EXERCISE DESCRIPTION :: Keep only those lines of the records that include the string "Dewpoint".

* * *

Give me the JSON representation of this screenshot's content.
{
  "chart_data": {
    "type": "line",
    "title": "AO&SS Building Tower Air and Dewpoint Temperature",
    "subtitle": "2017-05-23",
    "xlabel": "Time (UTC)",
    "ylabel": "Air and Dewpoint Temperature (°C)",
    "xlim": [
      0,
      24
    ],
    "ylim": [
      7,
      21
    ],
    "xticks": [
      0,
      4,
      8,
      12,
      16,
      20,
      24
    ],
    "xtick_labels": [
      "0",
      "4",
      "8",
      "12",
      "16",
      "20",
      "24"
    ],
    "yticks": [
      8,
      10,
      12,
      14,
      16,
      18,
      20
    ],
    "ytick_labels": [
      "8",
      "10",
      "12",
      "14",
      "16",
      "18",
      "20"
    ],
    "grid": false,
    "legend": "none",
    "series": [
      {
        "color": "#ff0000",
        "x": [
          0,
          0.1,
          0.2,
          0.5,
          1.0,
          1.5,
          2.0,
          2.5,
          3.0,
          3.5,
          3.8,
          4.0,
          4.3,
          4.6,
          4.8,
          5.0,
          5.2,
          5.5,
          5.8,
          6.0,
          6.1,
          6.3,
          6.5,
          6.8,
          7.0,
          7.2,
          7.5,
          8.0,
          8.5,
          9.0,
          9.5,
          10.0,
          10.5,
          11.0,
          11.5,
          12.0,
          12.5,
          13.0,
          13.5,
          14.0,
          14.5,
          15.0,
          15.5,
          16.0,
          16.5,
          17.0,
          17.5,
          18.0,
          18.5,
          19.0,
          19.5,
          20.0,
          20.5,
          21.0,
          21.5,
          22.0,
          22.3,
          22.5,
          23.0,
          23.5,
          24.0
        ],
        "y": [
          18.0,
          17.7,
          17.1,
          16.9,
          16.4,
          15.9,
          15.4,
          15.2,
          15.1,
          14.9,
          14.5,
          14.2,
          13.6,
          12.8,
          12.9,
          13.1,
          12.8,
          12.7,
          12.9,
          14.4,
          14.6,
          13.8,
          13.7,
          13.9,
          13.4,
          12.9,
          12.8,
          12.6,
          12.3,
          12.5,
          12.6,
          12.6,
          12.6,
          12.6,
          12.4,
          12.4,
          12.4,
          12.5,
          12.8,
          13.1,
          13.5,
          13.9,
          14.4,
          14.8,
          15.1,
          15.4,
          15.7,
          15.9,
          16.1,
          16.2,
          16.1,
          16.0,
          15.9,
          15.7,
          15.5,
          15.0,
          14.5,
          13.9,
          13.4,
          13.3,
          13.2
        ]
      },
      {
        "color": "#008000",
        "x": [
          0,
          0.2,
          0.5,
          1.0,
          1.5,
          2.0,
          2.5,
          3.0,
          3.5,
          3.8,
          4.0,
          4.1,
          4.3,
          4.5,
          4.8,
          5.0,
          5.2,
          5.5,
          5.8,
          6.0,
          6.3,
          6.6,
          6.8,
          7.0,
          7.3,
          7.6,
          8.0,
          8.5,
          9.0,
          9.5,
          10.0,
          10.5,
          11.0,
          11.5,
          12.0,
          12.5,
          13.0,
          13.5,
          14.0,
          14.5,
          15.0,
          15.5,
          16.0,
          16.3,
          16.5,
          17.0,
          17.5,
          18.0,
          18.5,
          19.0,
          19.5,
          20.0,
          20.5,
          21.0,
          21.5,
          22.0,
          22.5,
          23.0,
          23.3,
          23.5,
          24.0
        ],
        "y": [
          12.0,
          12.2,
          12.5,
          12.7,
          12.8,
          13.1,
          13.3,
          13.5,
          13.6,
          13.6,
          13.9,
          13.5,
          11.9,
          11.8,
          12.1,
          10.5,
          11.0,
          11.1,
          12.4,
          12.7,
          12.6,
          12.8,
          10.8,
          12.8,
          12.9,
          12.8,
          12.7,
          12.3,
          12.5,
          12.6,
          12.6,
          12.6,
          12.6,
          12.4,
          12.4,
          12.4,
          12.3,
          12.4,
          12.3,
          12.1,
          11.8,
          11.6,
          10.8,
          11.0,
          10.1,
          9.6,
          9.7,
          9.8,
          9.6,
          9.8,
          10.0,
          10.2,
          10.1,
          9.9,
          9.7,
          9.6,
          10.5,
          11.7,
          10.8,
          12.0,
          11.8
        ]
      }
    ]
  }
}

* * *

SOLUTION TO THE EXERCISE ::
    "title": "AO&SS Building Tower Air and Dewpoint Temperature",
    "ylabel": "Air and Dewpoint Temperature (°C)",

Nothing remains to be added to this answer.